WORK REQUIRED => Find each line with the string "SPIE" and copy it.

Extracted data entries

START

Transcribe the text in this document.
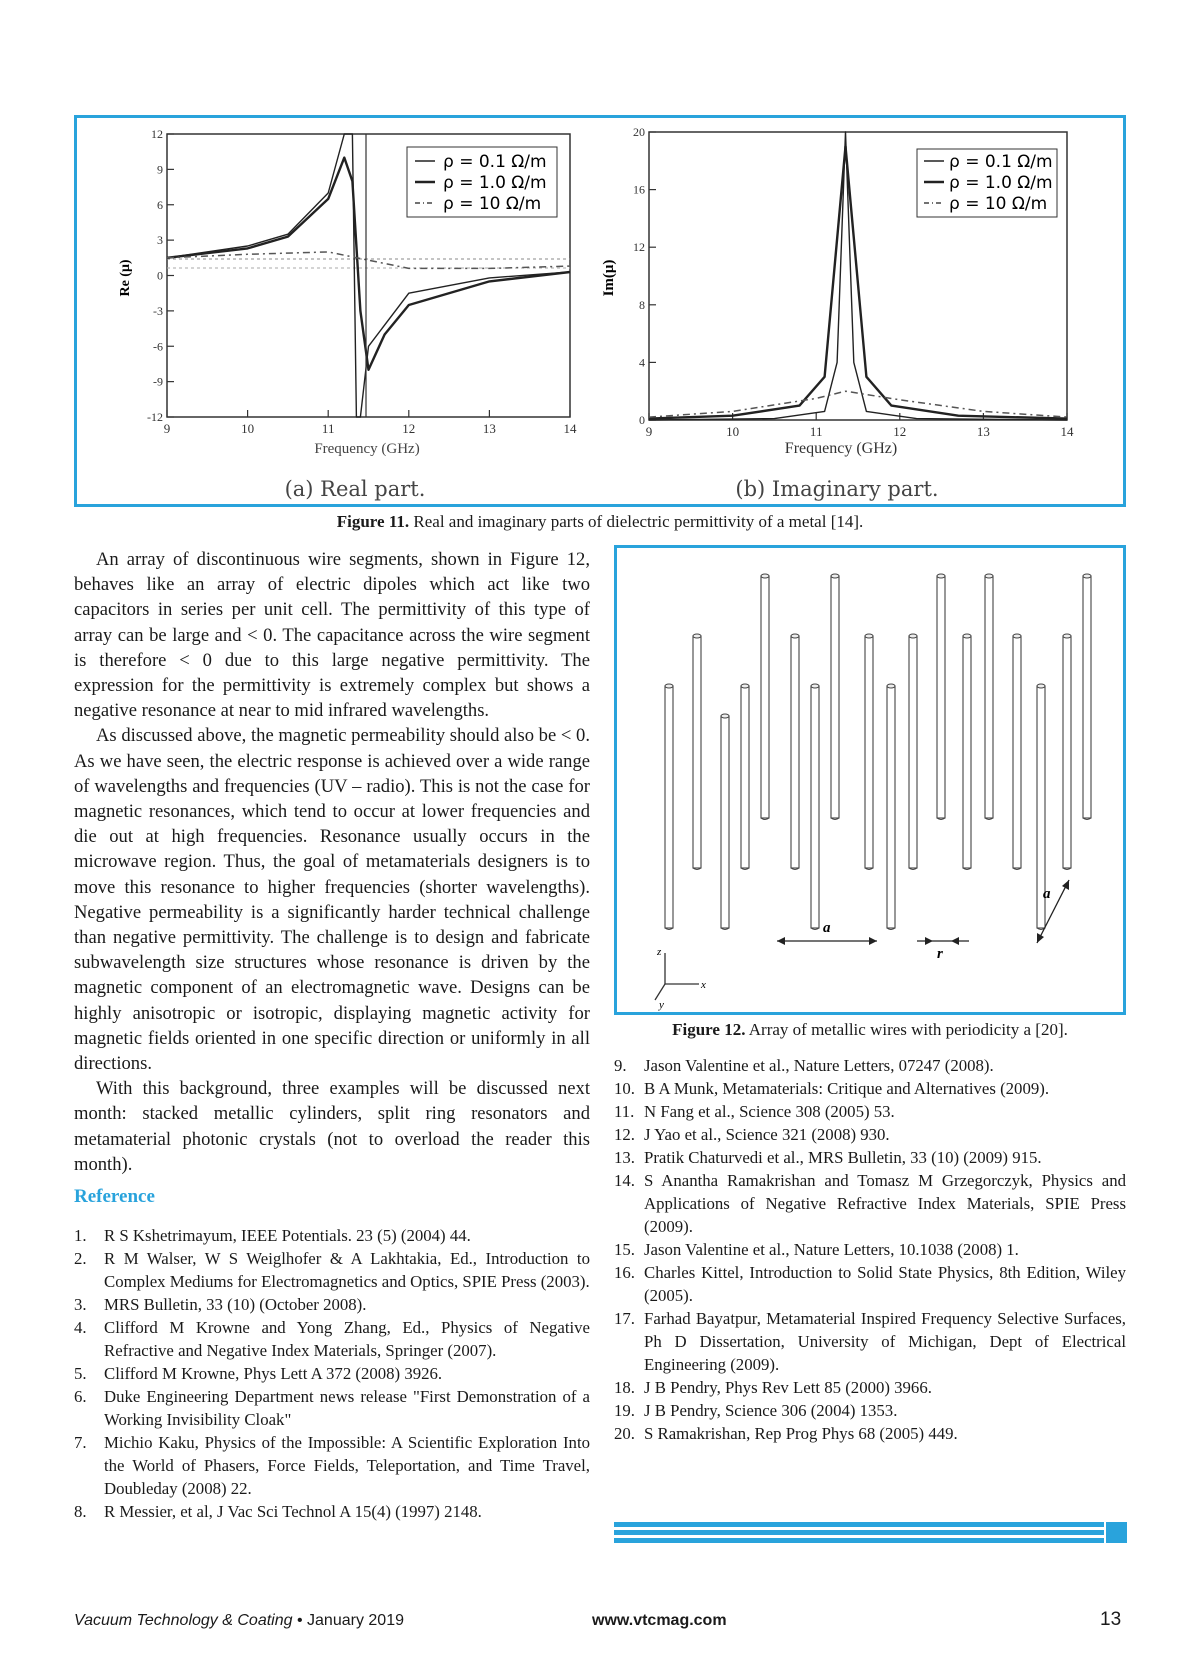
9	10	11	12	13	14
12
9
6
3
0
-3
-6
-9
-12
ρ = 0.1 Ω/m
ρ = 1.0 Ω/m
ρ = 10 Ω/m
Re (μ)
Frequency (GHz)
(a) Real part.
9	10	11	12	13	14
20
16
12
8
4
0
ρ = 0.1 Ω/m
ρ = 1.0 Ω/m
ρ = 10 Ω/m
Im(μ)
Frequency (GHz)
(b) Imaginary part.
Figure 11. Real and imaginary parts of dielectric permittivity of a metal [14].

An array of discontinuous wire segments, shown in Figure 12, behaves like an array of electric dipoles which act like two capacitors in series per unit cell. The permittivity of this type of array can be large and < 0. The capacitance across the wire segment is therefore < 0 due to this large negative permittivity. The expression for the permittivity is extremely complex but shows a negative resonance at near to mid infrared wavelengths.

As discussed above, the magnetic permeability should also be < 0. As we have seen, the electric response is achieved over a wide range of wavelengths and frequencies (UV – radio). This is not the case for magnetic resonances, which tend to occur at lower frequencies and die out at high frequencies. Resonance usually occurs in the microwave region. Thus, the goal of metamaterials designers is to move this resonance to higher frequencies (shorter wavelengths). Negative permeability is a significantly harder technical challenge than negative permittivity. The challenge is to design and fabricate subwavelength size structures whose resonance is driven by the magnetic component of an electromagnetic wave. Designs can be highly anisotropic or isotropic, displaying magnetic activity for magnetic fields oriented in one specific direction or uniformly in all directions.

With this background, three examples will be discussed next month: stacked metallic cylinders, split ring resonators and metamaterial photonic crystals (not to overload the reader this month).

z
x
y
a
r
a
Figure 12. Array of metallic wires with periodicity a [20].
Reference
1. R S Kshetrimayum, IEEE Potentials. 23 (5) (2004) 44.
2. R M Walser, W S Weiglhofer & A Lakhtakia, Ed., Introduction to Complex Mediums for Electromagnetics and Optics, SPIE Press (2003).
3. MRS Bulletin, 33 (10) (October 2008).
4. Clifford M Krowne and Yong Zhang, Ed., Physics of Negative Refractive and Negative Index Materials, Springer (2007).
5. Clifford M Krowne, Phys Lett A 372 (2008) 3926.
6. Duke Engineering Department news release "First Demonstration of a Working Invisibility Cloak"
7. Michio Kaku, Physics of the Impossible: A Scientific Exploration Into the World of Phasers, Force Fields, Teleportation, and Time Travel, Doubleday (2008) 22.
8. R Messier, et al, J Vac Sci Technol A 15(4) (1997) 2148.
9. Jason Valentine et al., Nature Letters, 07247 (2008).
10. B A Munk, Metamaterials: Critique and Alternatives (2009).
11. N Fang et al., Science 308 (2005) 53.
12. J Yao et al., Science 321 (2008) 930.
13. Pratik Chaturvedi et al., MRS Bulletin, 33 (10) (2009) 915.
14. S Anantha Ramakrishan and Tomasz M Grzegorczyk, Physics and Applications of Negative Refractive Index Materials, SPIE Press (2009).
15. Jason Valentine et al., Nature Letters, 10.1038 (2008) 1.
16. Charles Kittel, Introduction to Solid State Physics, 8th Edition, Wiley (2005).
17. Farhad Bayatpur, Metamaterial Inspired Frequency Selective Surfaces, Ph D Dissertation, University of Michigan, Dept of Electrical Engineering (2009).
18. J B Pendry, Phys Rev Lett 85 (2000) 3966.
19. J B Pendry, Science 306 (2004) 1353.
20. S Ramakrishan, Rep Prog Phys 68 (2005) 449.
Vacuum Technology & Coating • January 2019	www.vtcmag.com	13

END

FINISHED TASK =>
2. R M Walser, W S Weiglhofer & A Lakhtakia, Ed., Introduction to Complex Mediums for Electromagnetics and Optics, SPIE Press (2003).
14. S Anantha Ramakrishan and Tomasz M Grzegorczyk, Physics and Applications of Negative Refractive Index Materials, SPIE Press (2009).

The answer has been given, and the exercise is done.